Copy every line of the material below character for character, with no changes.

### Dataset records
════════

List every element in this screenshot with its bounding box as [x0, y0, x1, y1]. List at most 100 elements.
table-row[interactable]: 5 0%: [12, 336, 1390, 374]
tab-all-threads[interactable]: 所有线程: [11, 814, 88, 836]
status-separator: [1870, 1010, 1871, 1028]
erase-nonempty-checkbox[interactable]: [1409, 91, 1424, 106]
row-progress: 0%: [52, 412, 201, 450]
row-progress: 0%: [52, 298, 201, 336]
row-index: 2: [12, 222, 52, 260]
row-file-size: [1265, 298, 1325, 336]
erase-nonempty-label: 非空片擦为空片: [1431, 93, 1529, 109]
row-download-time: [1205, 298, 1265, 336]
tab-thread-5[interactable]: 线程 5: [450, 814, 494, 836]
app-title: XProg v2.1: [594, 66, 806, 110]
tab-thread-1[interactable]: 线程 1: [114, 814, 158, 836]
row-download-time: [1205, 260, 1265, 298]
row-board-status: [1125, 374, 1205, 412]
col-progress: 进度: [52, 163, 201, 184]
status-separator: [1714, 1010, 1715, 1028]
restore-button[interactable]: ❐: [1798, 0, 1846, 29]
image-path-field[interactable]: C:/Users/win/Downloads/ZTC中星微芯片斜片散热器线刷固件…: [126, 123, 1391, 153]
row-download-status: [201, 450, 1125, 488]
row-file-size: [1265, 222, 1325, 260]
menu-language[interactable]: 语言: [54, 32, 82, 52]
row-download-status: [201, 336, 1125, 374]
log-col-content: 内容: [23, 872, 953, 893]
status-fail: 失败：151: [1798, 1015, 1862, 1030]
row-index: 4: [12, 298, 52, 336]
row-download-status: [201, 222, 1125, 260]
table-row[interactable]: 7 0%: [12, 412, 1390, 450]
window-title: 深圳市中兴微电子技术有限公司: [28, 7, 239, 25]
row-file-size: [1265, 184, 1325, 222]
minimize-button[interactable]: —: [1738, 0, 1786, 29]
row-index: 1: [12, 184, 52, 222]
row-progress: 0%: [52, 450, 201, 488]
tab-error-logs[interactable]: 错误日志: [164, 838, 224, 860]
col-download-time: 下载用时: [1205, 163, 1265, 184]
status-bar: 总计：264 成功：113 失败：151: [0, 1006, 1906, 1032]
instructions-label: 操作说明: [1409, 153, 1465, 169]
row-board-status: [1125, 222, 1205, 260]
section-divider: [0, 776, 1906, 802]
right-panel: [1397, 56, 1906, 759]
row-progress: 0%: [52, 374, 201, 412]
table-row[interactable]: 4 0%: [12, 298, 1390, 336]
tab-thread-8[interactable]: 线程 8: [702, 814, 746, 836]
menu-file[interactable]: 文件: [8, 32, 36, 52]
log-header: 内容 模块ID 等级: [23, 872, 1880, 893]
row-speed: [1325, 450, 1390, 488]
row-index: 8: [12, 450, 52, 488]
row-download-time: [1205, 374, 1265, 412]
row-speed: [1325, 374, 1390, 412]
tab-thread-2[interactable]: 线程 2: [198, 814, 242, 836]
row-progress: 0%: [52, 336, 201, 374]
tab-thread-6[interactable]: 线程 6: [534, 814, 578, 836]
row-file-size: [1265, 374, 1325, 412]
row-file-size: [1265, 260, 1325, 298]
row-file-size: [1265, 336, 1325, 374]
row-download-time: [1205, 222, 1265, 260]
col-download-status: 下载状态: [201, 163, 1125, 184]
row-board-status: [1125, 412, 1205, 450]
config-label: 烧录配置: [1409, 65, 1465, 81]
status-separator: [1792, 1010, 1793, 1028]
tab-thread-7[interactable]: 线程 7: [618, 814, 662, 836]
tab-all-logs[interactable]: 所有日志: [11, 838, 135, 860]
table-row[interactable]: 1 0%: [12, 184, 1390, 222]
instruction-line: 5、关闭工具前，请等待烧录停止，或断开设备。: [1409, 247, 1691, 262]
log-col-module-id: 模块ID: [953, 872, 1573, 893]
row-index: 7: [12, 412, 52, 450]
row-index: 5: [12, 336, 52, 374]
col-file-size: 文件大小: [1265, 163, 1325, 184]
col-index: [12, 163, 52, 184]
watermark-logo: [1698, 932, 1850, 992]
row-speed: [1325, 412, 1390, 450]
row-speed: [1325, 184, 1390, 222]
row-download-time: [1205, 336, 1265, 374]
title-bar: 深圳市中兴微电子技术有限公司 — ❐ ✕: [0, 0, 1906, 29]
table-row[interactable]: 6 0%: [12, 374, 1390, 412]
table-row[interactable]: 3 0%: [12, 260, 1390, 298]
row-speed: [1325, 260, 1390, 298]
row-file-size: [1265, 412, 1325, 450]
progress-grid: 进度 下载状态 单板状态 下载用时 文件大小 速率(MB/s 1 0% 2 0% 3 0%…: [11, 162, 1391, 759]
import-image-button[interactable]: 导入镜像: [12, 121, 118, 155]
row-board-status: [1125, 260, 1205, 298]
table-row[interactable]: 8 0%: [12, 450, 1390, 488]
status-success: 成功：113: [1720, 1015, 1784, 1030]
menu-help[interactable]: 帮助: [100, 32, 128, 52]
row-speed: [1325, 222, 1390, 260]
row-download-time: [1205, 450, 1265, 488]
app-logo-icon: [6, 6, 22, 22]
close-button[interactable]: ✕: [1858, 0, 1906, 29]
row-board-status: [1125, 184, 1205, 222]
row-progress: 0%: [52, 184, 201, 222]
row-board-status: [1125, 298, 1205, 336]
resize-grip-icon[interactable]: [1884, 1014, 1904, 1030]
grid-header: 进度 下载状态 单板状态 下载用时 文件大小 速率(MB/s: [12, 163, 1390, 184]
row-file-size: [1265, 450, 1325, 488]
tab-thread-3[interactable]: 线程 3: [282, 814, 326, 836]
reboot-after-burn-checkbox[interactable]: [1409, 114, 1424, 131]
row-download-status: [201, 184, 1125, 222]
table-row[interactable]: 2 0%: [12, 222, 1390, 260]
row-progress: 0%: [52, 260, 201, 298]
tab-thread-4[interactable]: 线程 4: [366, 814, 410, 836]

════════

### SOLUTION TO THE PROBLEM
List every element in this screenshot with its bounding box as [x0, y0, x1, y1]. List at most 100 elements.
table-row[interactable]: 5 0%: [12, 336, 1390, 374]
tab-all-threads[interactable]: 所有线程: [11, 814, 88, 836]
status-separator: [1870, 1010, 1871, 1028]
erase-nonempty-checkbox[interactable]: [1409, 91, 1424, 106]
row-progress: 0%: [52, 412, 201, 450]
row-progress: 0%: [52, 298, 201, 336]
row-index: 2: [12, 222, 52, 260]
row-file-size: [1265, 298, 1325, 336]
erase-nonempty-label: 非空片擦为空片: [1431, 93, 1529, 109]
row-download-time: [1205, 298, 1265, 336]
tab-thread-5[interactable]: 线程 5: [450, 814, 494, 836]
app-title: XProg v2.1: [594, 66, 806, 110]
tab-thread-1[interactable]: 线程 1: [114, 814, 158, 836]
row-download-time: [1205, 260, 1265, 298]
row-board-status: [1125, 374, 1205, 412]
col-progress: 进度: [52, 163, 201, 184]
status-separator: [1714, 1010, 1715, 1028]
restore-button[interactable]: ❐: [1798, 0, 1846, 29]
image-path-field[interactable]: C:/Users/win/Downloads/ZTC中星微芯片斜片散热器线刷固件…: [126, 123, 1391, 153]
row-download-status: [201, 450, 1125, 488]
row-file-size: [1265, 222, 1325, 260]
menu-language[interactable]: 语言: [54, 32, 82, 52]
row-download-status: [201, 336, 1125, 374]
log-col-content: 内容: [23, 872, 953, 893]
status-fail: 失败：151: [1798, 1015, 1862, 1030]
row-index: 4: [12, 298, 52, 336]
row-download-status: [201, 222, 1125, 260]
table-row[interactable]: 7 0%: [12, 412, 1390, 450]
window-title: 深圳市中兴微电子技术有限公司: [28, 7, 239, 25]
row-file-size: [1265, 184, 1325, 222]
minimize-button[interactable]: —: [1738, 0, 1786, 29]
row-index: 1: [12, 184, 52, 222]
row-progress: 0%: [52, 450, 201, 488]
tab-error-logs[interactable]: 错误日志: [164, 838, 224, 860]
col-download-time: 下载用时: [1205, 163, 1265, 184]
status-bar: 总计：264 成功：113 失败：151: [0, 1006, 1906, 1032]
instructions-label: 操作说明: [1409, 153, 1465, 169]
row-board-status: [1125, 222, 1205, 260]
section-divider: [0, 776, 1906, 802]
right-panel: [1397, 56, 1906, 759]
row-progress: 0%: [52, 374, 201, 412]
table-row[interactable]: 4 0%: [12, 298, 1390, 336]
tab-thread-8[interactable]: 线程 8: [702, 814, 746, 836]
menu-file[interactable]: 文件: [8, 32, 36, 52]
log-header: 内容 模块ID 等级: [23, 872, 1880, 893]
row-speed: [1325, 450, 1390, 488]
row-index: 8: [12, 450, 52, 488]
row-download-time: [1205, 374, 1265, 412]
row-speed: [1325, 374, 1390, 412]
tab-thread-2[interactable]: 线程 2: [198, 814, 242, 836]
row-progress: 0%: [52, 336, 201, 374]
tab-thread-6[interactable]: 线程 6: [534, 814, 578, 836]
row-file-size: [1265, 374, 1325, 412]
row-file-size: [1265, 260, 1325, 298]
row-file-size: [1265, 336, 1325, 374]
row-download-time: [1205, 222, 1265, 260]
col-download-status: 下载状态: [201, 163, 1125, 184]
row-board-status: [1125, 412, 1205, 450]
config-label: 烧录配置: [1409, 65, 1465, 81]
status-separator: [1792, 1010, 1793, 1028]
tab-thread-7[interactable]: 线程 7: [618, 814, 662, 836]
tab-all-logs[interactable]: 所有日志: [11, 838, 135, 860]
table-row[interactable]: 1 0%: [12, 184, 1390, 222]
instruction-line: 5、关闭工具前，请等待烧录停止，或断开设备。: [1409, 247, 1691, 262]
log-col-module-id: 模块ID: [953, 872, 1573, 893]
row-index: 7: [12, 412, 52, 450]
row-index: 5: [12, 336, 52, 374]
col-file-size: 文件大小: [1265, 163, 1325, 184]
col-index: [12, 163, 52, 184]
watermark-logo: [1698, 932, 1850, 992]
row-speed: [1325, 412, 1390, 450]
row-speed: [1325, 184, 1390, 222]
row-download-time: [1205, 336, 1265, 374]
title-bar: 深圳市中兴微电子技术有限公司 — ❐ ✕: [0, 0, 1906, 29]
table-row[interactable]: 6 0%: [12, 374, 1390, 412]
table-row[interactable]: 3 0%: [12, 260, 1390, 298]
row-speed: [1325, 260, 1390, 298]
row-file-size: [1265, 412, 1325, 450]
progress-grid: 进度 下载状态 单板状态 下载用时 文件大小 速率(MB/s 1 0% 2 0% 3 0%…: [11, 162, 1391, 759]
import-image-button[interactable]: 导入镜像: [12, 121, 118, 155]
row-board-status: [1125, 260, 1205, 298]
table-row[interactable]: 8 0%: [12, 450, 1390, 488]
status-success: 成功：113: [1720, 1015, 1784, 1030]
menu-help[interactable]: 帮助: [100, 32, 128, 52]
row-speed: [1325, 222, 1390, 260]
row-download-time: [1205, 450, 1265, 488]
app-logo-icon: [6, 6, 22, 22]
close-button[interactable]: ✕: [1858, 0, 1906, 29]
row-board-status: [1125, 184, 1205, 222]
row-progress: 0%: [52, 184, 201, 222]
row-board-status: [1125, 298, 1205, 336]
resize-grip-icon[interactable]: [1884, 1014, 1904, 1030]
grid-header: 进度 下载状态 单板状态 下载用时 文件大小 速率(MB/s: [12, 163, 1390, 184]
row-file-size: [1265, 450, 1325, 488]
tab-thread-3[interactable]: 线程 3: [282, 814, 326, 836]
reboot-after-burn-checkbox[interactable]: [1409, 114, 1424, 131]
row-download-status: [201, 184, 1125, 222]
table-row[interactable]: 2 0%: [12, 222, 1390, 260]
row-progress: 0%: [52, 260, 201, 298]
tab-thread-4[interactable]: 线程 4: [366, 814, 410, 836]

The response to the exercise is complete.